■ WRITTEN INSTRUCTION
Copy out each line exactly; pictures stay out of the copy.
+++ RECORDS SHOWN
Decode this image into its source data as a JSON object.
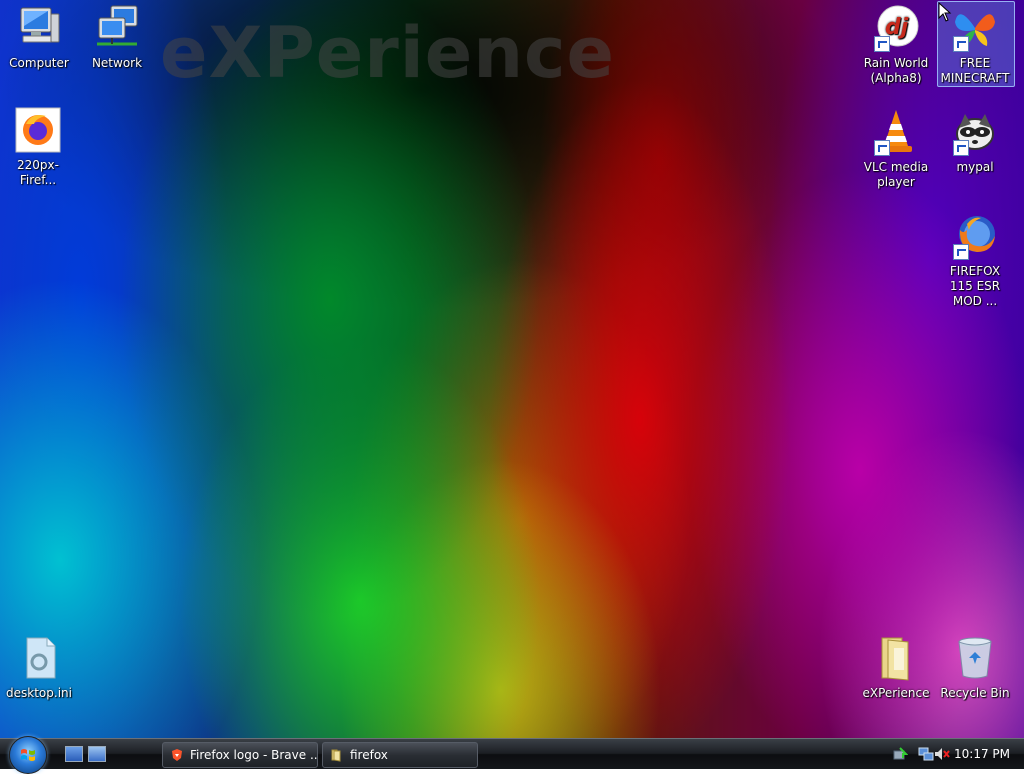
{
  "desktop": {
    "brand_text": "eXPerience",
    "icons": [
      {
        "label": "Computer",
        "icon": "computer-icon"
      },
      {
        "label": "Network",
        "icon": "network-icon"
      },
      {
        "label": "220px-Firef...",
        "icon": "firefox-image-icon"
      },
      {
        "label": "desktop.ini",
        "icon": "settings-file-icon"
      },
      {
        "label": "Rain World (Alpha8)",
        "icon": "dj-logo-icon"
      },
      {
        "label": "FREE MINECRAFT",
        "icon": "butterfly-icon"
      },
      {
        "label": "VLC media player",
        "icon": "vlc-cone-icon"
      },
      {
        "label": "mypal",
        "icon": "raccoon-icon"
      },
      {
        "label": "FIREFOX 115 ESR MOD ...",
        "icon": "firefox-icon"
      },
      {
        "label": "eXPerience",
        "icon": "folder-icon"
      },
      {
        "label": "Recycle Bin",
        "icon": "recycle-bin-icon"
      }
    ]
  },
  "taskbar": {
    "tasks": [
      {
        "label": "Firefox logo - Brave ...",
        "icon": "brave-lion-icon"
      },
      {
        "label": "firefox",
        "icon": "folder-icon"
      }
    ],
    "clock": "10:17 PM"
  }
}
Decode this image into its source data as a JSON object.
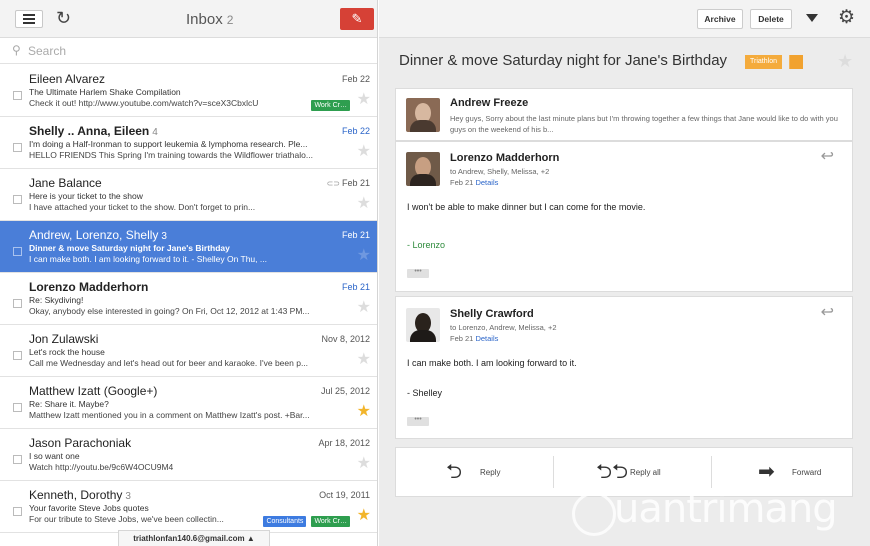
++++++
■ WRITTEN REPLY
Decode this image into its source data as a JSON object.
{
  "desktop": {
    "brand_text": "eXPerience",
    "icons": [
      {
        "label": "Computer",
        "icon": "computer-icon"
      },
      {
        "label": "Network",
        "icon": "network-icon"
      },
      {
        "label": "220px-Firef...",
        "icon": "firefox-image-icon"
      },
      {
        "label": "desktop.ini",
        "icon": "settings-file-icon"
      },
      {
        "label": "Rain World (Alpha8)",
        "icon": "dj-logo-icon"
      },
      {
        "label": "FREE MINECRAFT",
        "icon": "butterfly-icon"
      },
      {
        "label": "VLC media player",
        "icon": "vlc-cone-icon"
      },
      {
        "label": "mypal",
        "icon": "raccoon-icon"
      },
      {
        "label": "FIREFOX 115 ESR MOD ...",
        "icon": "firefox-icon"
      },
      {
        "label": "eXPerience",
        "icon": "folder-icon"
      },
      {
        "label": "Recycle Bin",
        "icon": "recycle-bin-icon"
      }
    ]
  },
  "taskbar": {
    "tasks": [
      {
        "label": "Firefox logo - Brave ...",
        "icon": "brave-lion-icon"
      },
      {
        "label": "firefox",
        "icon": "folder-icon"
      }
    ],
    "clock": "10:17 PM"
  }
}
Decode this image into its source data as a JSON object.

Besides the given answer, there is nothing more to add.